Problem to work on: Repeat each line exactly, leaving nothing out.

[Records excerpted from a collection]
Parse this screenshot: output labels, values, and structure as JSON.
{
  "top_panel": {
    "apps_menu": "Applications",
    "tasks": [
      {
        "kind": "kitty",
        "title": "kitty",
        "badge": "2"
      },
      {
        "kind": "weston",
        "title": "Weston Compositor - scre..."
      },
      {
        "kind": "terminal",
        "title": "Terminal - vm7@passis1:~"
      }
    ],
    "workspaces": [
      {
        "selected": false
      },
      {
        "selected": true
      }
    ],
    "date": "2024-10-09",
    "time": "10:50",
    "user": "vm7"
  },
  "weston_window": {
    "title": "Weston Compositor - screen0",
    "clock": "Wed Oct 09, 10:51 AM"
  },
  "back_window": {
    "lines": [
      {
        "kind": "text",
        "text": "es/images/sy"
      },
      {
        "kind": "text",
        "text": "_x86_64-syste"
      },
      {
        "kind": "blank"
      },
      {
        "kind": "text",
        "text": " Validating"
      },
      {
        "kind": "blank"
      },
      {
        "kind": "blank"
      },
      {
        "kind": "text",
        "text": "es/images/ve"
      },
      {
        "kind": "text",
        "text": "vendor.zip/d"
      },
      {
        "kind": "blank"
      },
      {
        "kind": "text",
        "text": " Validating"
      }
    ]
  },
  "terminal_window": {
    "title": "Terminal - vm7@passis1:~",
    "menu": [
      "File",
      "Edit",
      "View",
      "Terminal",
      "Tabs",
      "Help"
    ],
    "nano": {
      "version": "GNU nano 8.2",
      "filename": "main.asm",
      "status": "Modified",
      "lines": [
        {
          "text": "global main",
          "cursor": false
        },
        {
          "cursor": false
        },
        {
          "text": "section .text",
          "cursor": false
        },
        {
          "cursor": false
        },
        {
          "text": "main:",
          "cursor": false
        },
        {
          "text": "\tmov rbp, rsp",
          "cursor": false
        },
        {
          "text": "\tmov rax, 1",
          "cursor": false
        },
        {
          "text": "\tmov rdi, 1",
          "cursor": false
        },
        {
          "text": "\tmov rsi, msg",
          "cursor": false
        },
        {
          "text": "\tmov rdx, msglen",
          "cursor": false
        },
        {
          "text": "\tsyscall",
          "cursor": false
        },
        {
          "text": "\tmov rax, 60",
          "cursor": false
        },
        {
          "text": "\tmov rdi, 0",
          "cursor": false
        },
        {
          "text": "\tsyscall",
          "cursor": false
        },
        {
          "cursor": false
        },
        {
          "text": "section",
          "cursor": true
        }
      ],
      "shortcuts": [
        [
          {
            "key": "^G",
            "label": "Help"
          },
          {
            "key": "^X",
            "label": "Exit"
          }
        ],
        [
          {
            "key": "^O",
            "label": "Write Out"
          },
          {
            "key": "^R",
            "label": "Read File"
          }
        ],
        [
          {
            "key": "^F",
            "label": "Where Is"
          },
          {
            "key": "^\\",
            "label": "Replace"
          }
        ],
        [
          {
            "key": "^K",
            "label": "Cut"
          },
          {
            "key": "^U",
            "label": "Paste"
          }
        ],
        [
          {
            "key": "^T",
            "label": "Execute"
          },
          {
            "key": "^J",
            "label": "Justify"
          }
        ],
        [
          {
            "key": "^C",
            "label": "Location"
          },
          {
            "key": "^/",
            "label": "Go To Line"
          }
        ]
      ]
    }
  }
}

Written answer:
Parse this screenshot: output labels, values, and structure as JSON.
{
  "top_panel": {
    "apps_menu": "Applications",
    "tasks": [
      {
        "kind": "kitty",
        "title": "kitty",
        "badge": "2"
      },
      {
        "kind": "weston",
        "title": "Weston Compositor - scre..."
      },
      {
        "kind": "terminal",
        "title": "Terminal - vm7@passis1:~"
      }
    ],
    "workspaces": [
      {
        "selected": false
      },
      {
        "selected": true
      }
    ],
    "date": "2024-10-09",
    "time": "10:50",
    "user": "vm7"
  },
  "weston_window": {
    "title": "Weston Compositor - screen0",
    "clock": "Wed Oct 09, 10:51 AM"
  },
  "back_window": {
    "lines": [
      {
        "kind": "text",
        "text": "es/images/sy"
      },
      {
        "kind": "text",
        "text": "_x86_64-syste"
      },
      {
        "kind": "blank"
      },
      {
        "kind": "text",
        "text": " Validating"
      },
      {
        "kind": "blank"
      },
      {
        "kind": "blank"
      },
      {
        "kind": "text",
        "text": "es/images/ve"
      },
      {
        "kind": "text",
        "text": "vendor.zip/d"
      },
      {
        "kind": "blank"
      },
      {
        "kind": "text",
        "text": " Validating"
      }
    ]
  },
  "terminal_window": {
    "title": "Terminal - vm7@passis1:~",
    "menu": [
      "File",
      "Edit",
      "View",
      "Terminal",
      "Tabs",
      "Help"
    ],
    "nano": {
      "version": "GNU nano 8.2",
      "filename": "main.asm",
      "status": "Modified",
      "lines": [
        {
          "text": "global main",
          "cursor": false
        },
        {
          "cursor": false
        },
        {
          "text": "section .text",
          "cursor": false
        },
        {
          "cursor": false
        },
        {
          "text": "main:",
          "cursor": false
        },
        {
          "text": "\tmov rbp, rsp",
          "cursor": false
        },
        {
          "text": "\tmov rax, 1",
          "cursor": false
        },
        {
          "text": "\tmov rdi, 1",
          "cursor": false
        },
        {
          "text": "\tmov rsi, msg",
          "cursor": false
        },
        {
          "text": "\tmov rdx, msglen",
          "cursor": false
        },
        {
          "text": "\tsyscall",
          "cursor": false
        },
        {
          "text": "\tmov rax, 60",
          "cursor": false
        },
        {
          "text": "\tmov rdi, 0",
          "cursor": false
        },
        {
          "text": "\tsyscall",
          "cursor": false
        },
        {
          "cursor": false
        },
        {
          "text": "section",
          "cursor": true
        }
      ],
      "shortcuts": [
        [
          {
            "key": "^G",
            "label": "Help"
          },
          {
            "key": "^X",
            "label": "Exit"
          }
        ],
        [
          {
            "key": "^O",
            "label": "Write Out"
          },
          {
            "key": "^R",
            "label": "Read File"
          }
        ],
        [
          {
            "key": "^F",
            "label": "Where Is"
          },
          {
            "key": "^\\",
            "label": "Replace"
          }
        ],
        [
          {
            "key": "^K",
            "label": "Cut"
          },
          {
            "key": "^U",
            "label": "Paste"
          }
        ],
        [
          {
            "key": "^T",
            "label": "Execute"
          },
          {
            "key": "^J",
            "label": "Justify"
          }
        ],
        [
          {
            "key": "^C",
            "label": "Location"
          },
          {
            "key": "^/",
            "label": "Go To Line"
          }
        ]
      ]
    }
  }
}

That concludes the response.